TASK PROMPT: Search the material and gather each line with "anticipation" in it.

SUPPLIED INFORMATION:

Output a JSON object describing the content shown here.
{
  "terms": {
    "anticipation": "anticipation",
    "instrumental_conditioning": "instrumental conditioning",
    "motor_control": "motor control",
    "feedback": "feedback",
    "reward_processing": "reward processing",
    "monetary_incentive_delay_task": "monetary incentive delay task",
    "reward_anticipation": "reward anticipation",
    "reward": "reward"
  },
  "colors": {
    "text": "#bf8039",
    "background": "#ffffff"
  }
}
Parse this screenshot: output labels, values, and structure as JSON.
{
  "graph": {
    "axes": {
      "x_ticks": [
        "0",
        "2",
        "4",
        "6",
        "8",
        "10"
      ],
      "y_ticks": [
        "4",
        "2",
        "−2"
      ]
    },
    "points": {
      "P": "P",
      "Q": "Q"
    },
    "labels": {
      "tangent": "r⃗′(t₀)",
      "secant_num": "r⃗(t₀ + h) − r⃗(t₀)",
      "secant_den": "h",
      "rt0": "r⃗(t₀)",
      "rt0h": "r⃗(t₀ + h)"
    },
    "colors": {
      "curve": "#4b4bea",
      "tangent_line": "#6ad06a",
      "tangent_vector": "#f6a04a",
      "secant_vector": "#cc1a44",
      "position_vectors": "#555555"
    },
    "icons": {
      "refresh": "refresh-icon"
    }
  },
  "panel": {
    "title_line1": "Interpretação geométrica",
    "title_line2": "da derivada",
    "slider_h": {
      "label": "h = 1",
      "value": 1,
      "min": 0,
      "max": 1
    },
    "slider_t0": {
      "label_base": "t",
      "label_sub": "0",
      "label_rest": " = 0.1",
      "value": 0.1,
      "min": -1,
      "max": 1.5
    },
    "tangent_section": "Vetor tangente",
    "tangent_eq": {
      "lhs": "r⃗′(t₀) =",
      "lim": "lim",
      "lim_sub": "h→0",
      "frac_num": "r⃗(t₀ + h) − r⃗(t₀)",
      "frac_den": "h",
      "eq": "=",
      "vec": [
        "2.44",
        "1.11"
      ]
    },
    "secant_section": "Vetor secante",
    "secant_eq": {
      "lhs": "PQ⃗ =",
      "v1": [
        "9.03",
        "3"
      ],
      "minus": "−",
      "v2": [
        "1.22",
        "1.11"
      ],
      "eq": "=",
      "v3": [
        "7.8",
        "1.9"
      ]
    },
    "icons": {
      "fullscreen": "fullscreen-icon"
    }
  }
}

WRITTEN RESPONSE:
    "anticipation": "anticipation",
    "reward_anticipation": "reward anticipation",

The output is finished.